START DATA PROVIDED

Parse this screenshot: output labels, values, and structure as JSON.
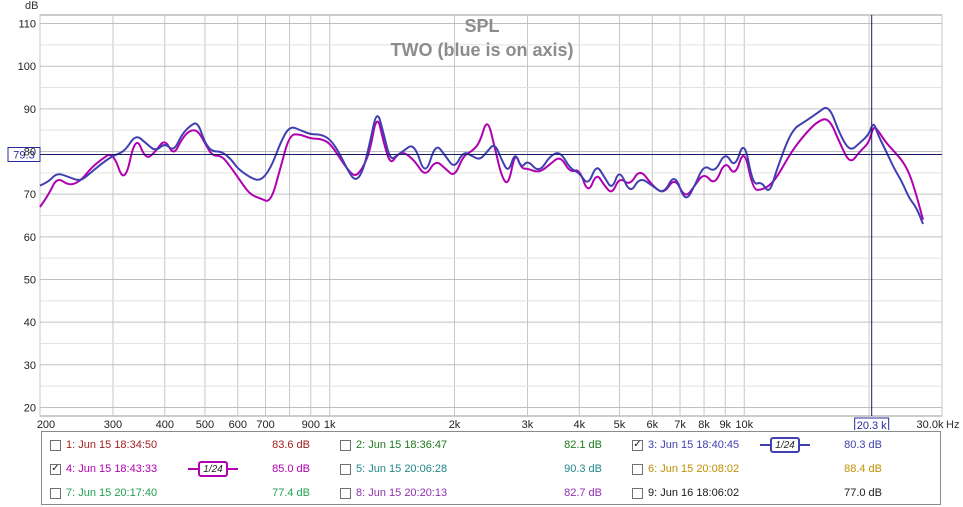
{
  "chart_data": {
    "type": "line",
    "title": "SPL",
    "subtitle": "TWO (blue is on axis)",
    "ylabel": "dB",
    "xunit": "Hz",
    "xscale": "log",
    "xlim": [
      200,
      30000
    ],
    "ylim": [
      18,
      112
    ],
    "grid": true,
    "y_ticks": [
      "20",
      "30",
      "40",
      "50",
      "60",
      "70",
      "80",
      "90",
      "100",
      "110"
    ],
    "y_tick_values": [
      20,
      30,
      40,
      50,
      60,
      70,
      80,
      90,
      100,
      110
    ],
    "x_ticks": [
      "200",
      "300",
      "400",
      "500",
      "600",
      "700",
      "900",
      "1k",
      "2k",
      "3k",
      "4k",
      "5k",
      "6k",
      "7k",
      "8k",
      "9k",
      "10k",
      "30.0k"
    ],
    "x_tick_values": [
      200,
      300,
      400,
      500,
      600,
      700,
      900,
      1000,
      2000,
      3000,
      4000,
      5000,
      6000,
      7000,
      8000,
      9000,
      10000,
      30000
    ],
    "cursor_y": 79.3,
    "cursor_y_label": "79.3",
    "cursor_x": 20300,
    "cursor_x_label": "20.3 k",
    "series": [
      {
        "name": "3: Jun 15 18:40:45",
        "color": "#4040b0",
        "x": [
          200,
          210,
          220,
          235,
          250,
          265,
          280,
          300,
          320,
          340,
          360,
          380,
          400,
          420,
          440,
          460,
          480,
          500,
          520,
          550,
          580,
          600,
          640,
          680,
          720,
          760,
          800,
          850,
          900,
          950,
          1000,
          1050,
          1100,
          1150,
          1200,
          1250,
          1300,
          1350,
          1400,
          1450,
          1500,
          1600,
          1700,
          1800,
          1900,
          2000,
          2100,
          2200,
          2300,
          2400,
          2500,
          2600,
          2700,
          2800,
          2900,
          3000,
          3200,
          3400,
          3600,
          3800,
          4000,
          4200,
          4400,
          4600,
          4800,
          5000,
          5300,
          5600,
          6000,
          6400,
          6800,
          7200,
          7600,
          8000,
          8500,
          9000,
          9500,
          10000,
          10500,
          11000,
          11500,
          12000,
          13000,
          14000,
          15000,
          16000,
          17000,
          18000,
          19000,
          20000,
          20500,
          21000,
          22000,
          23000,
          24000,
          25000,
          26000,
          27000
        ],
        "y": [
          72,
          73,
          75,
          74,
          73,
          75,
          77,
          79,
          80,
          84,
          82,
          80,
          82,
          80,
          84,
          86,
          87,
          82,
          80,
          80,
          78,
          76,
          74,
          73,
          76,
          82,
          86,
          85,
          84,
          84,
          83,
          80,
          76,
          73,
          75,
          82,
          90,
          84,
          78,
          79,
          80,
          82,
          74,
          82,
          79,
          76,
          80,
          79,
          78,
          80,
          82,
          78,
          75,
          80,
          76,
          78,
          75,
          79,
          80,
          76,
          75,
          72,
          77,
          74,
          71,
          76,
          70,
          74,
          72,
          70,
          75,
          68,
          72,
          77,
          75,
          80,
          76,
          83,
          72,
          73,
          70,
          76,
          85,
          87,
          89,
          91,
          84,
          80,
          82,
          84,
          87,
          84,
          80,
          76,
          73,
          69,
          67,
          63
        ]
      },
      {
        "name": "4: Jun 15 18:43:33",
        "color": "#b000b0",
        "x": [
          200,
          210,
          220,
          235,
          250,
          265,
          280,
          300,
          320,
          340,
          360,
          380,
          400,
          420,
          440,
          460,
          480,
          500,
          520,
          550,
          580,
          600,
          640,
          680,
          720,
          760,
          800,
          850,
          900,
          950,
          1000,
          1050,
          1100,
          1150,
          1200,
          1250,
          1300,
          1350,
          1400,
          1450,
          1500,
          1600,
          1700,
          1800,
          1900,
          2000,
          2100,
          2200,
          2300,
          2400,
          2500,
          2600,
          2700,
          2800,
          2900,
          3000,
          3200,
          3400,
          3600,
          3800,
          4000,
          4200,
          4400,
          4600,
          4800,
          5000,
          5300,
          5600,
          6000,
          6400,
          6800,
          7200,
          7600,
          8000,
          8500,
          9000,
          9500,
          10000,
          10500,
          11000,
          11500,
          12000,
          13000,
          14000,
          15000,
          16000,
          17000,
          18000,
          19000,
          20000,
          20500,
          21000,
          22000,
          23000,
          24000,
          25000,
          26000,
          27000
        ],
        "y": [
          67,
          70,
          74,
          72,
          73,
          76,
          78,
          80,
          72,
          84,
          78,
          80,
          83,
          79,
          83,
          85,
          85,
          82,
          79,
          79,
          76,
          74,
          70,
          69,
          68,
          76,
          84,
          84,
          83,
          83,
          82,
          79,
          76,
          74,
          76,
          80,
          89,
          82,
          77,
          79,
          80,
          78,
          74,
          78,
          76,
          74,
          79,
          80,
          82,
          88,
          81,
          74,
          72,
          80,
          76,
          76,
          75,
          77,
          79,
          75,
          76,
          70,
          75,
          72,
          70,
          74,
          72,
          76,
          72,
          70,
          74,
          69,
          72,
          75,
          72,
          78,
          74,
          81,
          71,
          71,
          72,
          74,
          80,
          84,
          87,
          88,
          82,
          77,
          80,
          82,
          86,
          85,
          82,
          80,
          78,
          75,
          70,
          64
        ]
      }
    ]
  },
  "axis": {
    "y_unit": "dB",
    "x_unit": "Hz",
    "cursor_y_label": "79.3",
    "cursor_x_label": "20.3 k"
  },
  "legend": [
    {
      "label": "1: Jun 15 18:34:50",
      "value": "83.6 dB",
      "color": "#a02020",
      "checked": false,
      "smoothing": ""
    },
    {
      "label": "2: Jun 15 18:36:47",
      "value": "82.1 dB",
      "color": "#207820",
      "checked": false,
      "smoothing": ""
    },
    {
      "label": "3: Jun 15 18:40:45",
      "value": "80.3 dB",
      "color": "#4040b0",
      "checked": true,
      "smoothing": "1/24"
    },
    {
      "label": "4: Jun 15 18:43:33",
      "value": "85.0 dB",
      "color": "#b000b0",
      "checked": true,
      "smoothing": "1/24"
    },
    {
      "label": "5: Jun 15 20:06:28",
      "value": "90.3 dB",
      "color": "#208888",
      "checked": false,
      "smoothing": ""
    },
    {
      "label": "6: Jun 15 20:08:02",
      "value": "88.4 dB",
      "color": "#c09000",
      "checked": false,
      "smoothing": ""
    },
    {
      "label": "7: Jun 15 20:17:40",
      "value": "77.4 dB",
      "color": "#20a050",
      "checked": false,
      "smoothing": ""
    },
    {
      "label": "8: Jun 15 20:20:13",
      "value": "82.7 dB",
      "color": "#9030b0",
      "checked": false,
      "smoothing": ""
    },
    {
      "label": "9: Jun 16 18:06:02",
      "value": "77.0 dB",
      "color": "#1a1a1a",
      "checked": false,
      "smoothing": ""
    }
  ]
}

END DATA PROVIDED

## PROBLEM TO SOLVE:
Copy every record above exactly as written, but leave out the pictures.

## SOLUTION TO THE PROBLEM:
Parse this screenshot: output labels, values, and structure as JSON.
{
  "chart_data": {
    "type": "line",
    "title": "SPL",
    "subtitle": "TWO (blue is on axis)",
    "ylabel": "dB",
    "xunit": "Hz",
    "xscale": "log",
    "xlim": [
      200,
      30000
    ],
    "ylim": [
      18,
      112
    ],
    "grid": true,
    "y_ticks": [
      "20",
      "30",
      "40",
      "50",
      "60",
      "70",
      "80",
      "90",
      "100",
      "110"
    ],
    "y_tick_values": [
      20,
      30,
      40,
      50,
      60,
      70,
      80,
      90,
      100,
      110
    ],
    "x_ticks": [
      "200",
      "300",
      "400",
      "500",
      "600",
      "700",
      "900",
      "1k",
      "2k",
      "3k",
      "4k",
      "5k",
      "6k",
      "7k",
      "8k",
      "9k",
      "10k",
      "30.0k"
    ],
    "x_tick_values": [
      200,
      300,
      400,
      500,
      600,
      700,
      900,
      1000,
      2000,
      3000,
      4000,
      5000,
      6000,
      7000,
      8000,
      9000,
      10000,
      30000
    ],
    "cursor_y": 79.3,
    "cursor_y_label": "79.3",
    "cursor_x": 20300,
    "cursor_x_label": "20.3 k",
    "series": [
      {
        "name": "3: Jun 15 18:40:45",
        "color": "#4040b0",
        "x": [
          200,
          210,
          220,
          235,
          250,
          265,
          280,
          300,
          320,
          340,
          360,
          380,
          400,
          420,
          440,
          460,
          480,
          500,
          520,
          550,
          580,
          600,
          640,
          680,
          720,
          760,
          800,
          850,
          900,
          950,
          1000,
          1050,
          1100,
          1150,
          1200,
          1250,
          1300,
          1350,
          1400,
          1450,
          1500,
          1600,
          1700,
          1800,
          1900,
          2000,
          2100,
          2200,
          2300,
          2400,
          2500,
          2600,
          2700,
          2800,
          2900,
          3000,
          3200,
          3400,
          3600,
          3800,
          4000,
          4200,
          4400,
          4600,
          4800,
          5000,
          5300,
          5600,
          6000,
          6400,
          6800,
          7200,
          7600,
          8000,
          8500,
          9000,
          9500,
          10000,
          10500,
          11000,
          11500,
          12000,
          13000,
          14000,
          15000,
          16000,
          17000,
          18000,
          19000,
          20000,
          20500,
          21000,
          22000,
          23000,
          24000,
          25000,
          26000,
          27000
        ],
        "y": [
          72,
          73,
          75,
          74,
          73,
          75,
          77,
          79,
          80,
          84,
          82,
          80,
          82,
          80,
          84,
          86,
          87,
          82,
          80,
          80,
          78,
          76,
          74,
          73,
          76,
          82,
          86,
          85,
          84,
          84,
          83,
          80,
          76,
          73,
          75,
          82,
          90,
          84,
          78,
          79,
          80,
          82,
          74,
          82,
          79,
          76,
          80,
          79,
          78,
          80,
          82,
          78,
          75,
          80,
          76,
          78,
          75,
          79,
          80,
          76,
          75,
          72,
          77,
          74,
          71,
          76,
          70,
          74,
          72,
          70,
          75,
          68,
          72,
          77,
          75,
          80,
          76,
          83,
          72,
          73,
          70,
          76,
          85,
          87,
          89,
          91,
          84,
          80,
          82,
          84,
          87,
          84,
          80,
          76,
          73,
          69,
          67,
          63
        ]
      },
      {
        "name": "4: Jun 15 18:43:33",
        "color": "#b000b0",
        "x": [
          200,
          210,
          220,
          235,
          250,
          265,
          280,
          300,
          320,
          340,
          360,
          380,
          400,
          420,
          440,
          460,
          480,
          500,
          520,
          550,
          580,
          600,
          640,
          680,
          720,
          760,
          800,
          850,
          900,
          950,
          1000,
          1050,
          1100,
          1150,
          1200,
          1250,
          1300,
          1350,
          1400,
          1450,
          1500,
          1600,
          1700,
          1800,
          1900,
          2000,
          2100,
          2200,
          2300,
          2400,
          2500,
          2600,
          2700,
          2800,
          2900,
          3000,
          3200,
          3400,
          3600,
          3800,
          4000,
          4200,
          4400,
          4600,
          4800,
          5000,
          5300,
          5600,
          6000,
          6400,
          6800,
          7200,
          7600,
          8000,
          8500,
          9000,
          9500,
          10000,
          10500,
          11000,
          11500,
          12000,
          13000,
          14000,
          15000,
          16000,
          17000,
          18000,
          19000,
          20000,
          20500,
          21000,
          22000,
          23000,
          24000,
          25000,
          26000,
          27000
        ],
        "y": [
          67,
          70,
          74,
          72,
          73,
          76,
          78,
          80,
          72,
          84,
          78,
          80,
          83,
          79,
          83,
          85,
          85,
          82,
          79,
          79,
          76,
          74,
          70,
          69,
          68,
          76,
          84,
          84,
          83,
          83,
          82,
          79,
          76,
          74,
          76,
          80,
          89,
          82,
          77,
          79,
          80,
          78,
          74,
          78,
          76,
          74,
          79,
          80,
          82,
          88,
          81,
          74,
          72,
          80,
          76,
          76,
          75,
          77,
          79,
          75,
          76,
          70,
          75,
          72,
          70,
          74,
          72,
          76,
          72,
          70,
          74,
          69,
          72,
          75,
          72,
          78,
          74,
          81,
          71,
          71,
          72,
          74,
          80,
          84,
          87,
          88,
          82,
          77,
          80,
          82,
          86,
          85,
          82,
          80,
          78,
          75,
          70,
          64
        ]
      }
    ]
  },
  "axis": {
    "y_unit": "dB",
    "x_unit": "Hz",
    "cursor_y_label": "79.3",
    "cursor_x_label": "20.3 k"
  },
  "legend": [
    {
      "label": "1: Jun 15 18:34:50",
      "value": "83.6 dB",
      "color": "#a02020",
      "checked": false,
      "smoothing": ""
    },
    {
      "label": "2: Jun 15 18:36:47",
      "value": "82.1 dB",
      "color": "#207820",
      "checked": false,
      "smoothing": ""
    },
    {
      "label": "3: Jun 15 18:40:45",
      "value": "80.3 dB",
      "color": "#4040b0",
      "checked": true,
      "smoothing": "1/24"
    },
    {
      "label": "4: Jun 15 18:43:33",
      "value": "85.0 dB",
      "color": "#b000b0",
      "checked": true,
      "smoothing": "1/24"
    },
    {
      "label": "5: Jun 15 20:06:28",
      "value": "90.3 dB",
      "color": "#208888",
      "checked": false,
      "smoothing": ""
    },
    {
      "label": "6: Jun 15 20:08:02",
      "value": "88.4 dB",
      "color": "#c09000",
      "checked": false,
      "smoothing": ""
    },
    {
      "label": "7: Jun 15 20:17:40",
      "value": "77.4 dB",
      "color": "#20a050",
      "checked": false,
      "smoothing": ""
    },
    {
      "label": "8: Jun 15 20:20:13",
      "value": "82.7 dB",
      "color": "#9030b0",
      "checked": false,
      "smoothing": ""
    },
    {
      "label": "9: Jun 16 18:06:02",
      "value": "77.0 dB",
      "color": "#1a1a1a",
      "checked": false,
      "smoothing": ""
    }
  ]
}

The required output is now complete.